--- WHAT THE TASK ASKS ---
Pick out and copy every line below that has the word "prob".

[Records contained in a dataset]
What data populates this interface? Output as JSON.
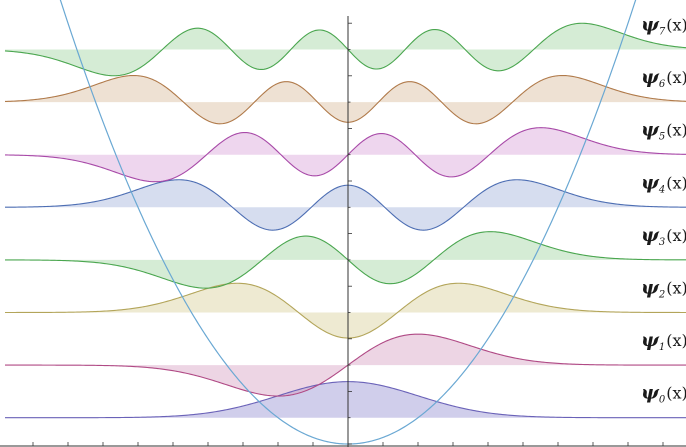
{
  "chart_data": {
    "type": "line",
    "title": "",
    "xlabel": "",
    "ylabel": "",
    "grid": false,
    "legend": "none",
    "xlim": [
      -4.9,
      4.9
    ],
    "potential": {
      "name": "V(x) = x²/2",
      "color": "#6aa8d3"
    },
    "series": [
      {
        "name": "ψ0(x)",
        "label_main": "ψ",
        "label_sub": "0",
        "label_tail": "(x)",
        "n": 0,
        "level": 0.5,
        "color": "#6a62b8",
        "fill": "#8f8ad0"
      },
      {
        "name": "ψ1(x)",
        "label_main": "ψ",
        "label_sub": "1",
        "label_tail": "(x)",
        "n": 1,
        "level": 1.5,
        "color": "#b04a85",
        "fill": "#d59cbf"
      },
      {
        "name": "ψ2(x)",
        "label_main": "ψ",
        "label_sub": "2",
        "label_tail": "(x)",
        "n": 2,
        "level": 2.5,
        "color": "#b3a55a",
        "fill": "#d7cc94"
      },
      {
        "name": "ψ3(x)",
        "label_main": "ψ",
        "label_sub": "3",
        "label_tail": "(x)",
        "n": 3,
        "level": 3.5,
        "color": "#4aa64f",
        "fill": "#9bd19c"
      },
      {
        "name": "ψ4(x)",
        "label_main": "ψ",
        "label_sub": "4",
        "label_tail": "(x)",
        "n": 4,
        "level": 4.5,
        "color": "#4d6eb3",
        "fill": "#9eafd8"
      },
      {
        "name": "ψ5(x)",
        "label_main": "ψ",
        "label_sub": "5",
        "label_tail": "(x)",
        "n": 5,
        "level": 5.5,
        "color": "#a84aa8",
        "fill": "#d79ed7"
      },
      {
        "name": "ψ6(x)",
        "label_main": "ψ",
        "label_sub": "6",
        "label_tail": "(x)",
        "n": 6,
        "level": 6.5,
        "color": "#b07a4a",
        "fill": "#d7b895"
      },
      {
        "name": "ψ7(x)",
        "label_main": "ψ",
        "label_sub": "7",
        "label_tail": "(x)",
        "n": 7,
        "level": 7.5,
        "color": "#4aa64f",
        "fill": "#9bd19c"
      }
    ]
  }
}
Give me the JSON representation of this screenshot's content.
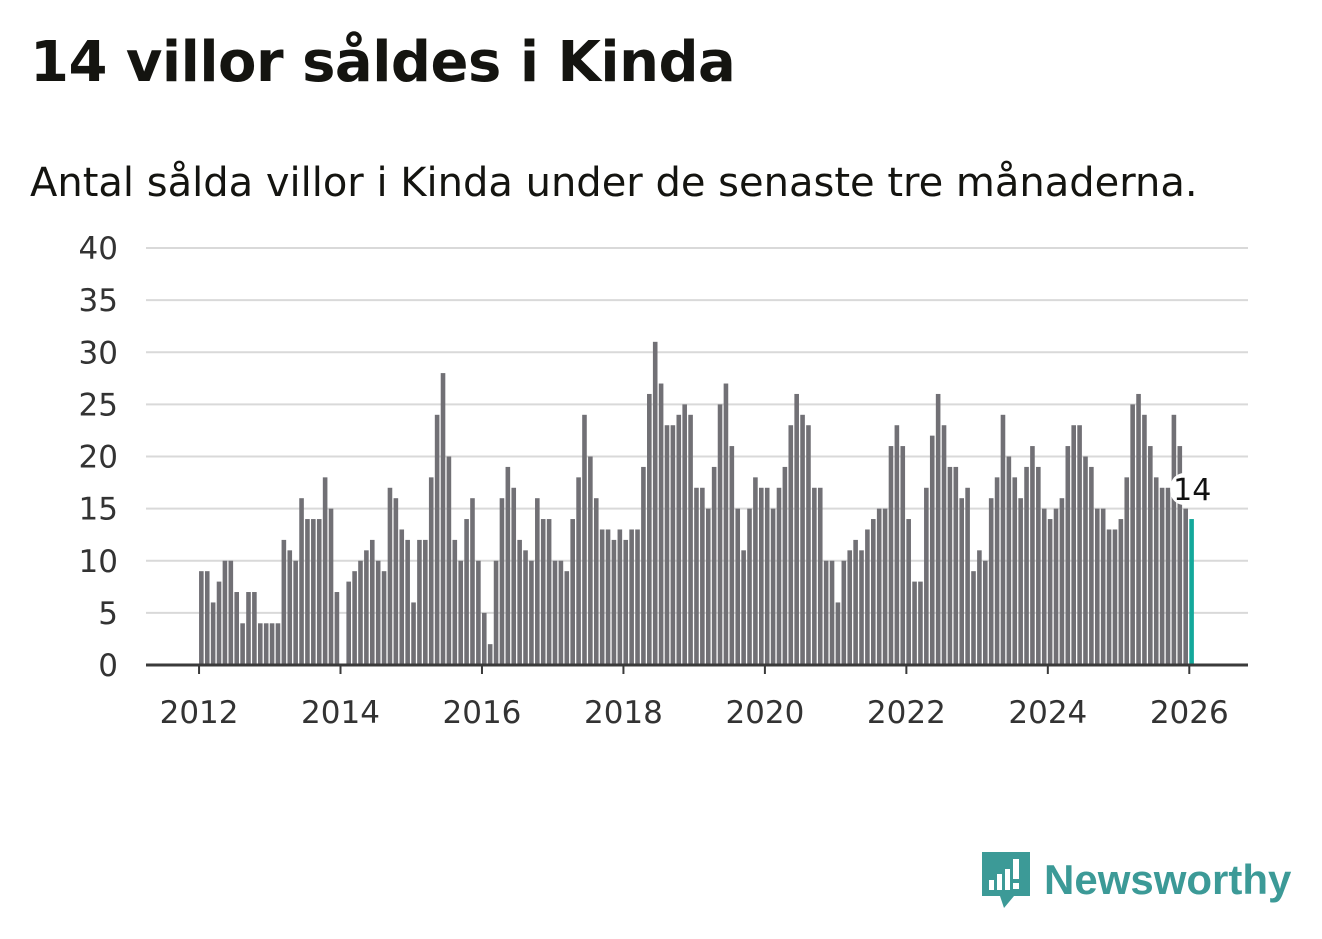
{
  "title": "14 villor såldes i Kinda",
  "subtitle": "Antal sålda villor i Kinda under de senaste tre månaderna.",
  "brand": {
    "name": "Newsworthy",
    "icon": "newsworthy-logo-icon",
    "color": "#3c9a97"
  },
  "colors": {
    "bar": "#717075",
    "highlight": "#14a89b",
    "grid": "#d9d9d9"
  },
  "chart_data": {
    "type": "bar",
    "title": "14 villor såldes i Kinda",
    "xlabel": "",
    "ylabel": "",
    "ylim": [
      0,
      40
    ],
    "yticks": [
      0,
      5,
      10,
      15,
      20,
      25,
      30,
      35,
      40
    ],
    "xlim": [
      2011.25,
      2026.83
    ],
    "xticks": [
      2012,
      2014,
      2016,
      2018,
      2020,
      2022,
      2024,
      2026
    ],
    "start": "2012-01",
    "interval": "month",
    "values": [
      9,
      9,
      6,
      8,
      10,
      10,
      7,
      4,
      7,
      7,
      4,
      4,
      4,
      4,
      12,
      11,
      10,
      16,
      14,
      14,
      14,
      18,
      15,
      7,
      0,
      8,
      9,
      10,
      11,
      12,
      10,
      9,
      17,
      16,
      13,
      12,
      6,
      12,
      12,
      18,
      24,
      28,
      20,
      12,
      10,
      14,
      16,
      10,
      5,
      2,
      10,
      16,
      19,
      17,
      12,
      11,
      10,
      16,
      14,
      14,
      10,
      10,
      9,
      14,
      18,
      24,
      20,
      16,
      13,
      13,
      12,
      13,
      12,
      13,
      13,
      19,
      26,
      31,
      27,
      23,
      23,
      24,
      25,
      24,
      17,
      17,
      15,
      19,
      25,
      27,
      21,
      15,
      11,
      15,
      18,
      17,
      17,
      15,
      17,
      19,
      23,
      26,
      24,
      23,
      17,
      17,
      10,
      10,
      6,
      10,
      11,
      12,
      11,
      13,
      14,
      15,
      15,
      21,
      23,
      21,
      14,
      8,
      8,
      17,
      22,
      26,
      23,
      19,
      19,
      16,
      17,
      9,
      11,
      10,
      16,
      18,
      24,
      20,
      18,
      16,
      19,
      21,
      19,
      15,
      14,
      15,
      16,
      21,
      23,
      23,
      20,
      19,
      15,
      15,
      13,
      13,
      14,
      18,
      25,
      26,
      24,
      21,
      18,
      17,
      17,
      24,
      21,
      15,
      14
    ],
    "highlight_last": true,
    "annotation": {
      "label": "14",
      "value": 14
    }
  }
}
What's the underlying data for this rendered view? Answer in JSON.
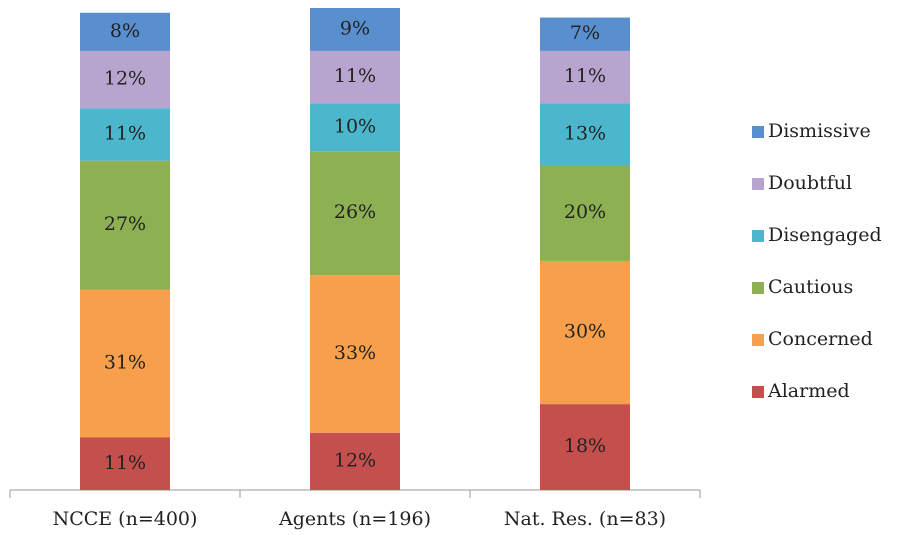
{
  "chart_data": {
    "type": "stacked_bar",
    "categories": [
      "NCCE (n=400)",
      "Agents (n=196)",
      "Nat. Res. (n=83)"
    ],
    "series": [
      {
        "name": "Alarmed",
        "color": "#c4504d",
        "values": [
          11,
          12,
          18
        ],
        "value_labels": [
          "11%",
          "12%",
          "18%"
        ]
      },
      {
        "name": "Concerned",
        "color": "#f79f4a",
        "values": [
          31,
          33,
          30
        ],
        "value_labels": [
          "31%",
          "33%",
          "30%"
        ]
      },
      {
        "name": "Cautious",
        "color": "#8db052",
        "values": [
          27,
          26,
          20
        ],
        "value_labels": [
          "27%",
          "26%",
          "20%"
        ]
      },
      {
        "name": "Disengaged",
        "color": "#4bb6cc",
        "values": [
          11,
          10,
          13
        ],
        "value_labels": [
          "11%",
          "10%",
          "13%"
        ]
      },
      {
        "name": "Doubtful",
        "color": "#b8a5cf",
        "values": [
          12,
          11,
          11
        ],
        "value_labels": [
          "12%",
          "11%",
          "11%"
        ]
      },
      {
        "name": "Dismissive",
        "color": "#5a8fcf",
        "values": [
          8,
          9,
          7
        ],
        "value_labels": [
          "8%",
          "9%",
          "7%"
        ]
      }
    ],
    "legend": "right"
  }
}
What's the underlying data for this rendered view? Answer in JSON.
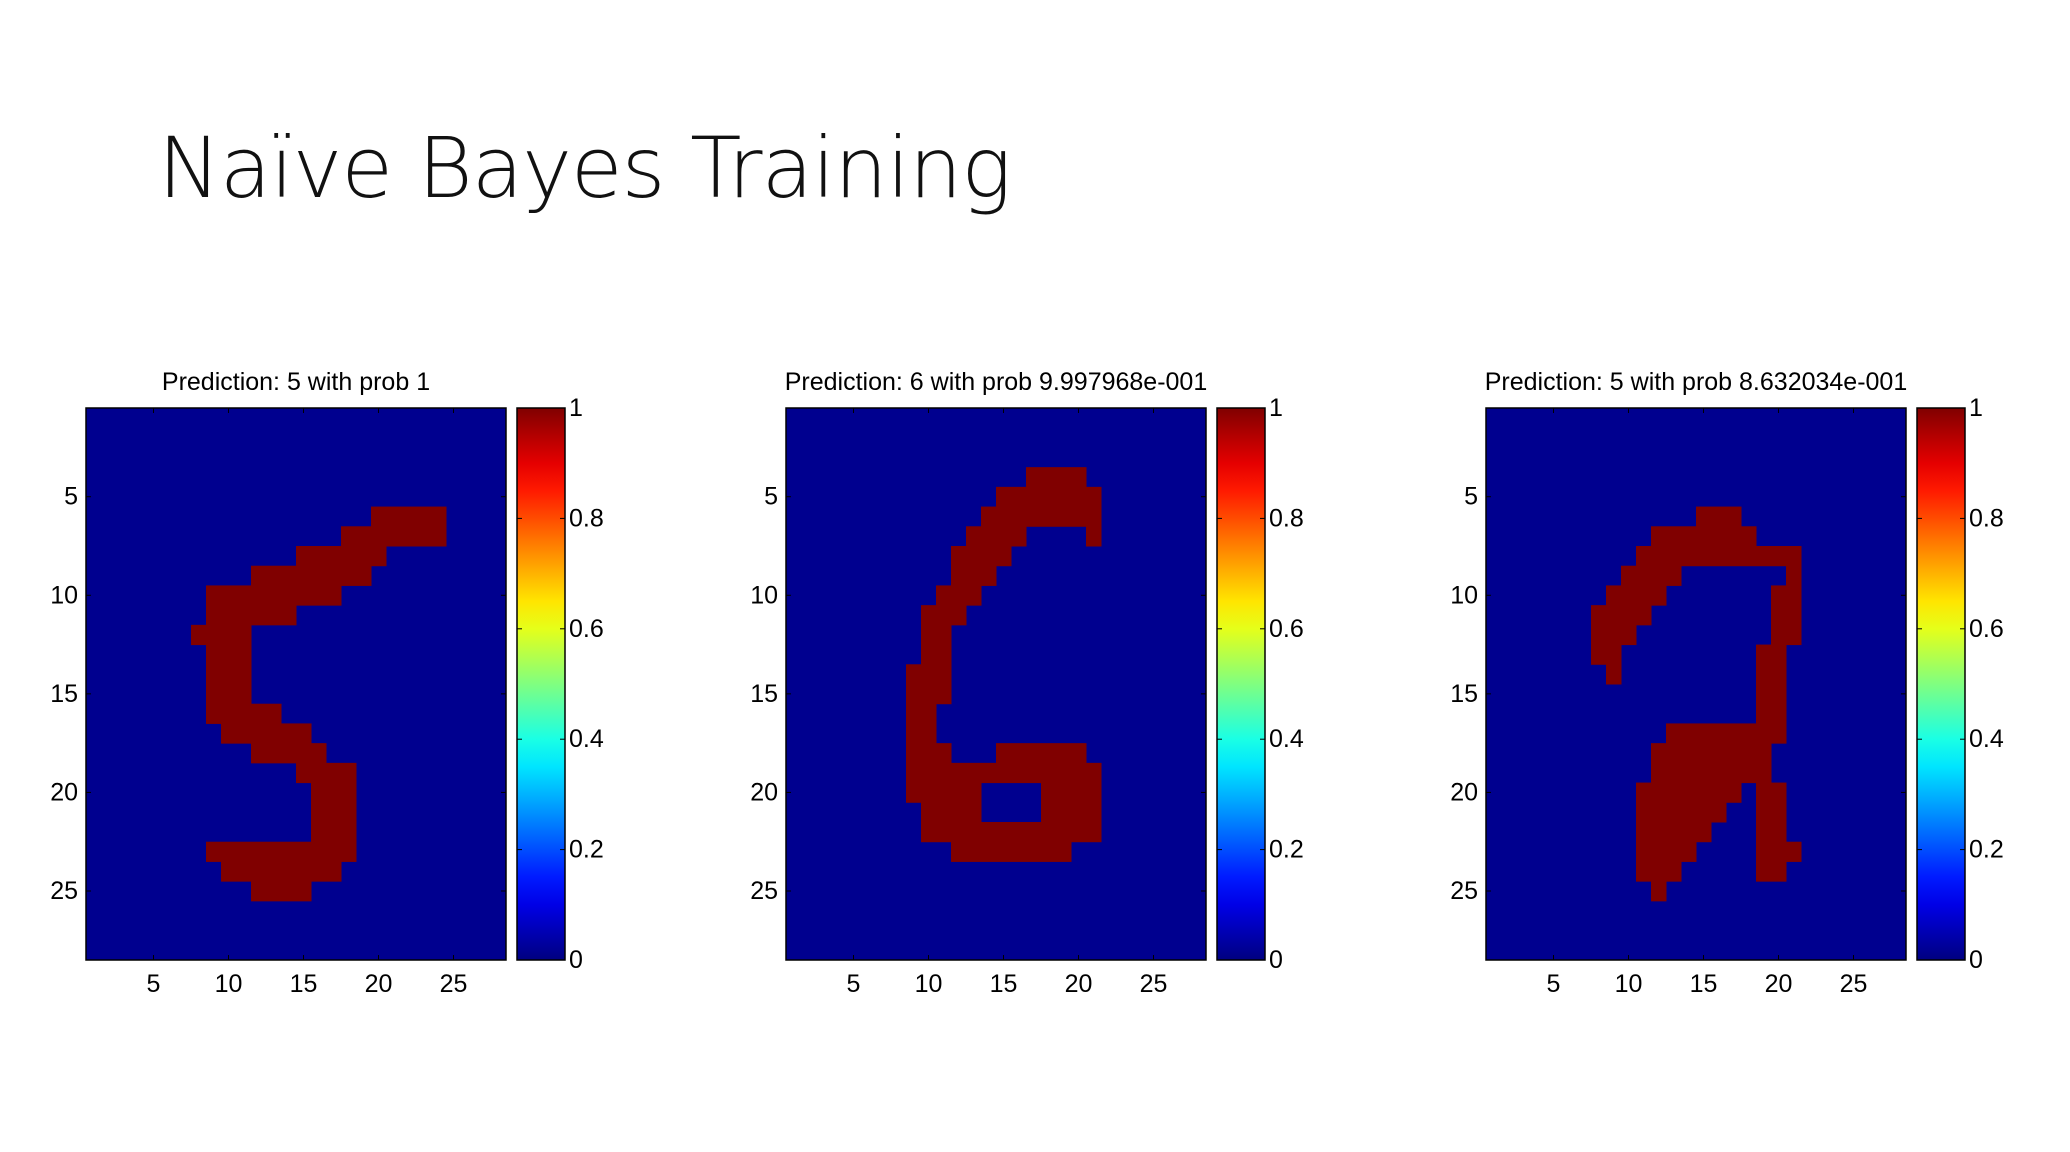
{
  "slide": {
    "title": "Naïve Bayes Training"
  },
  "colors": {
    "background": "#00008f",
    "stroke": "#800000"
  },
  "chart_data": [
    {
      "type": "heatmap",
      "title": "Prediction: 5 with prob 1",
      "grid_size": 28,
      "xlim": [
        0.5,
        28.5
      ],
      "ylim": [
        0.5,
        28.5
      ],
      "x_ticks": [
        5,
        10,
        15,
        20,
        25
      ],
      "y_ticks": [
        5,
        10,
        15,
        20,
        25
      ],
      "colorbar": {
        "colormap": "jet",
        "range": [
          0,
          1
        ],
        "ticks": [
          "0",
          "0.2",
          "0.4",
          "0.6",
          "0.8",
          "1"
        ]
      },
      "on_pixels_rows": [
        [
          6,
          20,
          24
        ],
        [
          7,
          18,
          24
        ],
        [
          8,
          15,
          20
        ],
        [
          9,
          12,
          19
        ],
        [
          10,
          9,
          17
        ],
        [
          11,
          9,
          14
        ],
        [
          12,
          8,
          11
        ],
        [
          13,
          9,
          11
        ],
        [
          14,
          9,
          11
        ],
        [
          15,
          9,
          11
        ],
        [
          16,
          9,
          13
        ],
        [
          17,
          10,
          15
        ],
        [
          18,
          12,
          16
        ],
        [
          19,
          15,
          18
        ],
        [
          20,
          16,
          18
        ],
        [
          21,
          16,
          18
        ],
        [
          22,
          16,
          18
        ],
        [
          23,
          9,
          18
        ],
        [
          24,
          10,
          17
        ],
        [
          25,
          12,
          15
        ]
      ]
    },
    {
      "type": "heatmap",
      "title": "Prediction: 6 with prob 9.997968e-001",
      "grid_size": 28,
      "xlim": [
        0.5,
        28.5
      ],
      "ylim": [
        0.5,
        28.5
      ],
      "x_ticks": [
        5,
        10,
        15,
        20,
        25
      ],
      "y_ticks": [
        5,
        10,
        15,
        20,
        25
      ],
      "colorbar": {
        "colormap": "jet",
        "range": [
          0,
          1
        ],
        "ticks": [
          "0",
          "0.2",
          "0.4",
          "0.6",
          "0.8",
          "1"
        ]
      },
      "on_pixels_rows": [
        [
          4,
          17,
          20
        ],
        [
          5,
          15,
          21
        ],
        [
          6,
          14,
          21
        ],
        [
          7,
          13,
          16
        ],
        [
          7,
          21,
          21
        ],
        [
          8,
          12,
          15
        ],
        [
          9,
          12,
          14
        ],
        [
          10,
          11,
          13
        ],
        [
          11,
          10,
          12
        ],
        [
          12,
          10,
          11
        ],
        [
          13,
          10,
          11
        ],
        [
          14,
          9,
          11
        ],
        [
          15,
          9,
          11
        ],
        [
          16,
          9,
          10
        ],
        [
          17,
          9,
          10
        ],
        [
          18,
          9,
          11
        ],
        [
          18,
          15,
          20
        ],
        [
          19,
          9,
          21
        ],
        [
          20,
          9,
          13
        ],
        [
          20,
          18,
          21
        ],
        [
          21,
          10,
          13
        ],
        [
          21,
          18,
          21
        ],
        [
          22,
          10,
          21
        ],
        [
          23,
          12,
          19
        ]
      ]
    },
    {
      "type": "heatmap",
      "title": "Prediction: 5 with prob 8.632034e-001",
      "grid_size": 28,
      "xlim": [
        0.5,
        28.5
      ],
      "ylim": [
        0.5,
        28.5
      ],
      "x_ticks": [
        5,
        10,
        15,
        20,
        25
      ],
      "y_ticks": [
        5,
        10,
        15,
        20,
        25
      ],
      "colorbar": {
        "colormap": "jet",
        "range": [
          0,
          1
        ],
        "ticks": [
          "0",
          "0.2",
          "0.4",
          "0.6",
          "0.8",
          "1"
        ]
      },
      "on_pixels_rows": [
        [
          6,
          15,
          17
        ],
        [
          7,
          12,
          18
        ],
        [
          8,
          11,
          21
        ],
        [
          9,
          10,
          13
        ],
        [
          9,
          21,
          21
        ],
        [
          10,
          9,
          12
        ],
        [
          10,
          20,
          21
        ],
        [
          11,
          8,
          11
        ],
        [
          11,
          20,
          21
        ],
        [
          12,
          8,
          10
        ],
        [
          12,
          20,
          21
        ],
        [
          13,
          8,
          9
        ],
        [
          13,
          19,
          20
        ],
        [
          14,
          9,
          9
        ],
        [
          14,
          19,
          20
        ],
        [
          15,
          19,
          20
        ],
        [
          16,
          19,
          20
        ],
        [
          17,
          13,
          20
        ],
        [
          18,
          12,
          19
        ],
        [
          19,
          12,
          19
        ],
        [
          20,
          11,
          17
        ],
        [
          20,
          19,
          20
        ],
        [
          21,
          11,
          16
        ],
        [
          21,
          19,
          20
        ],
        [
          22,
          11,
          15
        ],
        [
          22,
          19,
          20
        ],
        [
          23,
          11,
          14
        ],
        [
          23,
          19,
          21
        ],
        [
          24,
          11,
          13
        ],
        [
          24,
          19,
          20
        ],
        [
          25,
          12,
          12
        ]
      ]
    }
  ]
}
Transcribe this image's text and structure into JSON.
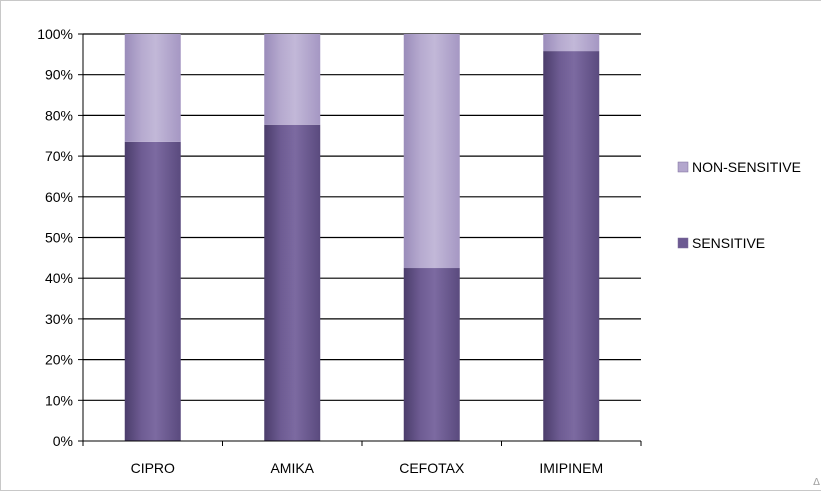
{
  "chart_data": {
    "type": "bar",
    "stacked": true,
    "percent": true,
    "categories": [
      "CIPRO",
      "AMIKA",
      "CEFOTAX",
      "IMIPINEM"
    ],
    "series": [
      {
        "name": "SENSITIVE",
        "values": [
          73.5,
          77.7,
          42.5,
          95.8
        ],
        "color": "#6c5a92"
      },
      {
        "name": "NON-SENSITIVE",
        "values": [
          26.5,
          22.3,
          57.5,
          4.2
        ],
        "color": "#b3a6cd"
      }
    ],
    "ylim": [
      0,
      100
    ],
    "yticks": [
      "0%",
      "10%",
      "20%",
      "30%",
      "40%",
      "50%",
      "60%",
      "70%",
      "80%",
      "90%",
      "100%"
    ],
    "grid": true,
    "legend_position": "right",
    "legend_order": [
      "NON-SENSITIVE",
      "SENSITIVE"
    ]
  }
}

--- WRITTEN REPLY ---
      "title": "Prediction: 5 with prob 1",
      "title": "Prediction: 6 with prob 9.997968e-001",
      "title": "Prediction: 5 with prob 8.632034e-001",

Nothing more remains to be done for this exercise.